##### Data lines #####
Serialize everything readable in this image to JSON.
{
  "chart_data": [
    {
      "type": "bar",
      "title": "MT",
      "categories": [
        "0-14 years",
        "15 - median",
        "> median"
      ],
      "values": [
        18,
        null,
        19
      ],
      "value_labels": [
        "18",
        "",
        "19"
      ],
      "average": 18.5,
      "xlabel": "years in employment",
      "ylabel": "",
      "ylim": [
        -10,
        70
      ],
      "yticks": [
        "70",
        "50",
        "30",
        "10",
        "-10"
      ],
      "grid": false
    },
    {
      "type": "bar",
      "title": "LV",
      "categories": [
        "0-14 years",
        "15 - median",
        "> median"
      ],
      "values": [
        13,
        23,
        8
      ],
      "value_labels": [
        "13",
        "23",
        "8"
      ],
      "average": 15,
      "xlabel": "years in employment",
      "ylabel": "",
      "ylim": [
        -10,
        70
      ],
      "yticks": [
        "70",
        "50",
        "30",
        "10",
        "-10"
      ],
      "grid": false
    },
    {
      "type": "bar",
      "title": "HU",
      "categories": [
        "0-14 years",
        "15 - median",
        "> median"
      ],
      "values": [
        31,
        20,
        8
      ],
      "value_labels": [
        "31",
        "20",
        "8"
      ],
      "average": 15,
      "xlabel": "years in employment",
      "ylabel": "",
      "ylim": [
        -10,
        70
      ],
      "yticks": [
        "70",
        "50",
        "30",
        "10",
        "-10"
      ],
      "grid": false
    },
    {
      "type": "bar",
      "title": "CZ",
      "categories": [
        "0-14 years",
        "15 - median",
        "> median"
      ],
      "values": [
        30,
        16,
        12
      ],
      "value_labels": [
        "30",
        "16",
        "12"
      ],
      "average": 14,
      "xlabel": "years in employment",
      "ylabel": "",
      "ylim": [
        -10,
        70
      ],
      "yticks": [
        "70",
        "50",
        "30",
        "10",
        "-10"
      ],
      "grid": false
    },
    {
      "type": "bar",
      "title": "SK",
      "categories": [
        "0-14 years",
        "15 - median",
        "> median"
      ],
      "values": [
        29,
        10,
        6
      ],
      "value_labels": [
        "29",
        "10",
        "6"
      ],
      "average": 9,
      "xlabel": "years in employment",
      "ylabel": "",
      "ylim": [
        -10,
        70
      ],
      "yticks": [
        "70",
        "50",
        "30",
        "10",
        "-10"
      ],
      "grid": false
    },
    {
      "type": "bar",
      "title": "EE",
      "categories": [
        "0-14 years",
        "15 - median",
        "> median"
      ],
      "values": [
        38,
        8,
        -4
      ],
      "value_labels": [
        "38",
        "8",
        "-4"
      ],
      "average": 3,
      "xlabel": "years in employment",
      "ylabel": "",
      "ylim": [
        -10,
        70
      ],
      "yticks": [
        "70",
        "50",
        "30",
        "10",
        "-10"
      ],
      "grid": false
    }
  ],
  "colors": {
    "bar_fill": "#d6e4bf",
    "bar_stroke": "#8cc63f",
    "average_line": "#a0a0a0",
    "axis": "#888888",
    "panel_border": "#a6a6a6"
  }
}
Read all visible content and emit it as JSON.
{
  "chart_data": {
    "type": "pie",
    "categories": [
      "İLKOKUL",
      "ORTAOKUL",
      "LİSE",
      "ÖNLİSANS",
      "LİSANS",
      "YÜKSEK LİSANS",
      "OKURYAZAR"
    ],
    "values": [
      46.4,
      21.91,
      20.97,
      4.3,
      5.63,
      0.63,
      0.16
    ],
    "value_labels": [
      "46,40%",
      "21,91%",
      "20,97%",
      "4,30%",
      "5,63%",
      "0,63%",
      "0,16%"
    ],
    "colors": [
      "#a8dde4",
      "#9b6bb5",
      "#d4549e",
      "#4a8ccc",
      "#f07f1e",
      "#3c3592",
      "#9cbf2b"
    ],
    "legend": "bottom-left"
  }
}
#####
◆ **Exercise**
Retype the whole listing above exactly.

◆ **Solution to this exercise**
Serialize everything readable in this image to JSON.
{
  "chart_data": [
    {
      "type": "bar",
      "title": "MT",
      "categories": [
        "0-14 years",
        "15 - median",
        "> median"
      ],
      "values": [
        18,
        null,
        19
      ],
      "value_labels": [
        "18",
        "",
        "19"
      ],
      "average": 18.5,
      "xlabel": "years in employment",
      "ylabel": "",
      "ylim": [
        -10,
        70
      ],
      "yticks": [
        "70",
        "50",
        "30",
        "10",
        "-10"
      ],
      "grid": false
    },
    {
      "type": "bar",
      "title": "LV",
      "categories": [
        "0-14 years",
        "15 - median",
        "> median"
      ],
      "values": [
        13,
        23,
        8
      ],
      "value_labels": [
        "13",
        "23",
        "8"
      ],
      "average": 15,
      "xlabel": "years in employment",
      "ylabel": "",
      "ylim": [
        -10,
        70
      ],
      "yticks": [
        "70",
        "50",
        "30",
        "10",
        "-10"
      ],
      "grid": false
    },
    {
      "type": "bar",
      "title": "HU",
      "categories": [
        "0-14 years",
        "15 - median",
        "> median"
      ],
      "values": [
        31,
        20,
        8
      ],
      "value_labels": [
        "31",
        "20",
        "8"
      ],
      "average": 15,
      "xlabel": "years in employment",
      "ylabel": "",
      "ylim": [
        -10,
        70
      ],
      "yticks": [
        "70",
        "50",
        "30",
        "10",
        "-10"
      ],
      "grid": false
    },
    {
      "type": "bar",
      "title": "CZ",
      "categories": [
        "0-14 years",
        "15 - median",
        "> median"
      ],
      "values": [
        30,
        16,
        12
      ],
      "value_labels": [
        "30",
        "16",
        "12"
      ],
      "average": 14,
      "xlabel": "years in employment",
      "ylabel": "",
      "ylim": [
        -10,
        70
      ],
      "yticks": [
        "70",
        "50",
        "30",
        "10",
        "-10"
      ],
      "grid": false
    },
    {
      "type": "bar",
      "title": "SK",
      "categories": [
        "0-14 years",
        "15 - median",
        "> median"
      ],
      "values": [
        29,
        10,
        6
      ],
      "value_labels": [
        "29",
        "10",
        "6"
      ],
      "average": 9,
      "xlabel": "years in employment",
      "ylabel": "",
      "ylim": [
        -10,
        70
      ],
      "yticks": [
        "70",
        "50",
        "30",
        "10",
        "-10"
      ],
      "grid": false
    },
    {
      "type": "bar",
      "title": "EE",
      "categories": [
        "0-14 years",
        "15 - median",
        "> median"
      ],
      "values": [
        38,
        8,
        -4
      ],
      "value_labels": [
        "38",
        "8",
        "-4"
      ],
      "average": 3,
      "xlabel": "years in employment",
      "ylabel": "",
      "ylim": [
        -10,
        70
      ],
      "yticks": [
        "70",
        "50",
        "30",
        "10",
        "-10"
      ],
      "grid": false
    }
  ],
  "colors": {
    "bar_fill": "#d6e4bf",
    "bar_stroke": "#8cc63f",
    "average_line": "#a0a0a0",
    "axis": "#888888",
    "panel_border": "#a6a6a6"
  }
}
Read all visible content and emit it as JSON.
{
  "chart_data": {
    "type": "pie",
    "categories": [
      "İLKOKUL",
      "ORTAOKUL",
      "LİSE",
      "ÖNLİSANS",
      "LİSANS",
      "YÜKSEK LİSANS",
      "OKURYAZAR"
    ],
    "values": [
      46.4,
      21.91,
      20.97,
      4.3,
      5.63,
      0.63,
      0.16
    ],
    "value_labels": [
      "46,40%",
      "21,91%",
      "20,97%",
      "4,30%",
      "5,63%",
      "0,63%",
      "0,16%"
    ],
    "colors": [
      "#a8dde4",
      "#9b6bb5",
      "#d4549e",
      "#4a8ccc",
      "#f07f1e",
      "#3c3592",
      "#9cbf2b"
    ],
    "legend": "bottom-left"
  }
}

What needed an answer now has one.